Transcribe verbatim the lines below, starting at the line that contains "other: Not selected [83, 109, 87, 113]" and stopping after the line that contains "button[interactable]: فارسی [32, 135, 90, 142]".

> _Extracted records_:

====================

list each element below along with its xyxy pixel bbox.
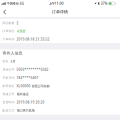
staticText: 快递公司 [3, 92, 15, 96]
staticText: 下单时间 [3, 38, 15, 41]
staticText: 手机号码 [3, 76, 15, 80]
staticText: 2 [17, 21, 19, 25]
staticText: 2019-08-19 20:20 [17, 100, 45, 104]
staticText: 身份证号 [3, 68, 15, 71]
staticText: 商品数量 [3, 21, 15, 25]
staticText: 中国移动 [6, 2, 19, 6]
staticText: 订单详情 [52, 10, 68, 14]
button[interactable]: 发货时间 [0, 98, 120, 106]
staticText: 发货时间 [3, 100, 15, 104]
staticText: XL00000 邮宽公司名称 [17, 84, 50, 88]
staticText: 配送方式 [3, 109, 15, 112]
button[interactable]: 身份证号 [0, 65, 120, 74]
staticText: 37% [101, 1, 108, 6]
button[interactable]: 邮寄地址 [0, 82, 120, 90]
staticText: 2019-08-18 21:33:52 [17, 37, 50, 42]
staticText: 寄件人信息 [3, 51, 23, 56]
staticText: 5003********5042 [17, 67, 49, 72]
button[interactable]: 商品数量 [0, 19, 120, 27]
staticText: x月 [11, 59, 16, 64]
staticText: 上午11:00 [48, 1, 64, 6]
staticText: 邮寄地址 [3, 84, 15, 88]
button[interactable]: 下单时间 [0, 35, 120, 43]
staticText: 未预置 [17, 29, 26, 33]
staticText: 4G [19, 2, 24, 6]
staticText: 海口美兰机场 [17, 108, 35, 112]
staticText: 口罩状态 [3, 29, 15, 33]
staticText: 顺丰速运 [17, 92, 29, 96]
button[interactable]: 快递公司 [0, 90, 120, 98]
staticText: 姓名 [3, 60, 9, 63]
button[interactable]: Back [0, 7, 9, 17]
button[interactable]: 姓名 [0, 57, 120, 65]
staticText: 182****5407 [17, 76, 39, 80]
button[interactable]: 配送方式 [0, 106, 120, 115]
button[interactable]: 手机号码 [0, 74, 120, 82]
button[interactable]: 口罩状态 [0, 27, 120, 35]
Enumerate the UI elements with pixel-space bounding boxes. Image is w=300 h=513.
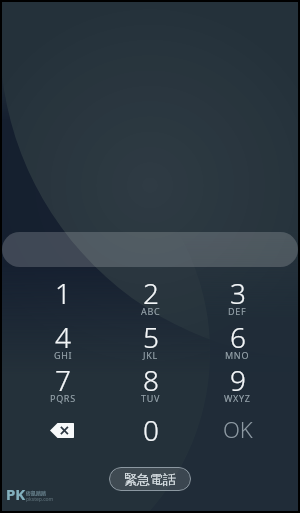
staticText: 2 [143,274,159,312]
staticText: 6 [230,318,246,356]
button[interactable]: 1 [19,274,107,318]
staticText: MNO [225,349,250,361]
button[interactable] [2,232,298,267]
staticText: JKL [143,349,158,361]
staticText: 5 [143,318,159,356]
button[interactable]: 7 [19,361,107,405]
staticText: 8 [143,361,159,399]
staticText: 0 [143,411,159,449]
staticText: pkstep.com [26,496,54,503]
staticText: 3 [230,274,246,312]
button[interactable]: Delete [19,411,107,451]
button[interactable]: 6 [194,318,281,362]
staticText: OK [223,414,253,444]
button[interactable]: OK [194,411,281,451]
button[interactable]: 9 [194,361,281,405]
staticText: 9 [230,361,246,399]
button[interactable]: 4 [19,318,107,362]
button[interactable]: 5 [107,318,194,362]
staticText: 7 [55,361,71,399]
button[interactable]: 緊急電話 [109,467,191,491]
staticText: GHI [54,349,73,361]
staticText: TUV [141,392,161,404]
staticText: 痞凱踏踏 [26,490,46,496]
button[interactable]: 0 [107,411,194,451]
staticText: 緊急電話 [124,471,176,487]
staticText: ABC [141,305,161,317]
staticText: DEF [228,305,247,317]
staticText: PQRS [50,392,76,404]
staticText: PK [6,484,26,504]
staticText: 4 [55,318,71,356]
button[interactable]: 2 [107,274,194,318]
button[interactable]: 3 [194,274,281,318]
button[interactable]: 8 [107,361,194,405]
staticText: 1 [55,274,71,312]
staticText: WXYZ [224,392,251,404]
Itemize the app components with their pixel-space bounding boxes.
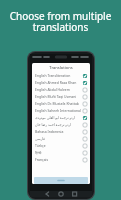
other: Not selected [83, 109, 87, 113]
other: Not selected [83, 158, 87, 162]
button[interactable]: English Dr. Mustafa Khattab [32, 100, 90, 107]
staticText: Français [35, 157, 49, 162]
button[interactable]: English Abdul Haleem [32, 86, 90, 93]
other: Not selected [83, 123, 87, 127]
other: Not selected [83, 88, 87, 92]
other: Selected [83, 74, 87, 78]
staticText: اردو ترجمہ ابو العلی مودودی [35, 115, 76, 120]
other: Not selected [83, 95, 87, 99]
button[interactable] [34, 177, 88, 184]
button[interactable]: English Saheeh International [32, 107, 90, 114]
staticText: हिन्दी [35, 150, 42, 155]
other: Selected [83, 116, 87, 120]
other: Not selected [83, 151, 87, 155]
other: Selected [83, 81, 87, 85]
button[interactable]: فارسی [32, 135, 90, 142]
other: Not selected [83, 137, 87, 141]
other: Not selected [83, 130, 87, 134]
staticText: Choose from multiple translations [6, 9, 115, 34]
staticText: Türkçe [35, 143, 46, 148]
button[interactable]: Bahasa Indonesia [32, 128, 90, 135]
staticText: English Saheeh International [35, 108, 81, 113]
button[interactable]: English Transliteration [32, 72, 90, 79]
button[interactable]: Türkçe [32, 142, 90, 149]
staticText: English Transliteration [35, 73, 71, 78]
other: Not selected [83, 144, 87, 148]
button[interactable]: Français [32, 156, 90, 163]
staticText: English Dr. Mustafa Khattab [35, 101, 79, 106]
other: Not selected [83, 102, 87, 106]
staticText: Translations [49, 65, 73, 70]
staticText: English Abdul Haleem [35, 87, 70, 92]
button[interactable]: English Mufti Taqi Usmani [32, 93, 90, 100]
staticText: English Mufti Taqi Usmani [35, 94, 77, 99]
button[interactable]: हिन्दी [32, 149, 90, 156]
staticText: English Ahmed Raza Khan [35, 80, 77, 85]
button[interactable]: اردو ترجمہ احمد رضا خان [32, 121, 90, 128]
staticText: اردو ترجمہ احمد رضا خان [35, 122, 72, 127]
staticText: Bahasa Indonesia [35, 129, 64, 134]
staticText: فارسی [35, 137, 45, 141]
button[interactable]: English Ahmed Raza Khan [32, 79, 90, 86]
button[interactable]: اردو ترجمہ ابو العلی مودودی [32, 114, 90, 121]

====================

> _ANSWER TO THE TASK_:
other: Not selected [83, 109, 87, 113]
other: Not selected [83, 158, 87, 162]
button[interactable]: English Dr. Mustafa Khattab [32, 100, 90, 107]
staticText: Français [35, 157, 49, 162]
button[interactable]: English Abdul Haleem [32, 86, 90, 93]
other: Not selected [83, 123, 87, 127]
other: Not selected [83, 88, 87, 92]
other: Selected [83, 74, 87, 78]
staticText: اردو ترجمہ ابو العلی مودودی [35, 115, 76, 120]
other: Not selected [83, 95, 87, 99]
button[interactable] [34, 177, 88, 184]
button[interactable]: English Saheeh International [32, 107, 90, 114]
staticText: हिन्दी [35, 150, 42, 155]
other: Selected [83, 116, 87, 120]
other: Not selected [83, 151, 87, 155]
other: Selected [83, 81, 87, 85]
button[interactable]: فارسی [32, 135, 90, 142]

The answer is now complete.